■ Raw records:
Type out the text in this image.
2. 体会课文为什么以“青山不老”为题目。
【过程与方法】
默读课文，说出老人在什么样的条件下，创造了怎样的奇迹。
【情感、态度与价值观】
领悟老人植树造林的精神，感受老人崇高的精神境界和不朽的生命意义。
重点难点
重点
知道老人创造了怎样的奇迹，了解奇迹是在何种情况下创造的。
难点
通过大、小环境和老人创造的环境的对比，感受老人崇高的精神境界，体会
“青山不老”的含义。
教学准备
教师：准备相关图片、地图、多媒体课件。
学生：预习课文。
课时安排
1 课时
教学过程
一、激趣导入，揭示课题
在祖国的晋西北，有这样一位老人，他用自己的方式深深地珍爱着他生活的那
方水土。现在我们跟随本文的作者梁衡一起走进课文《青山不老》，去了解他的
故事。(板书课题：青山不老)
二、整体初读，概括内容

■ Directions for this task: Return all of the entries word for word.

■ Completed task:
Type out the text in this image.
2. 体会课文为什么以“青山不老”为题目。
【过程与方法】
默读课文，说出老人在什么样的条件下，创造了怎样的奇迹。
【情感、态度与价值观】
领悟老人植树造林的精神，感受老人崇高的精神境界和不朽的生命意义。
重点难点
重点
知道老人创造了怎样的奇迹，了解奇迹是在何种情况下创造的。
难点
通过大、小环境和老人创造的环境的对比，感受老人崇高的精神境界，体会
“青山不老”的含义。
教学准备
教师：准备相关图片、地图、多媒体课件。
学生：预习课文。
课时安排
1 课时
教学过程
一、激趣导入，揭示课题
在祖国的晋西北，有这样一位老人，他用自己的方式深深地珍爱着他生活的那
方水土。现在我们跟随本文的作者梁衡一起走进课文《青山不老》，去了解他的
故事。(板书课题：青山不老)
二、整体初读，概括内容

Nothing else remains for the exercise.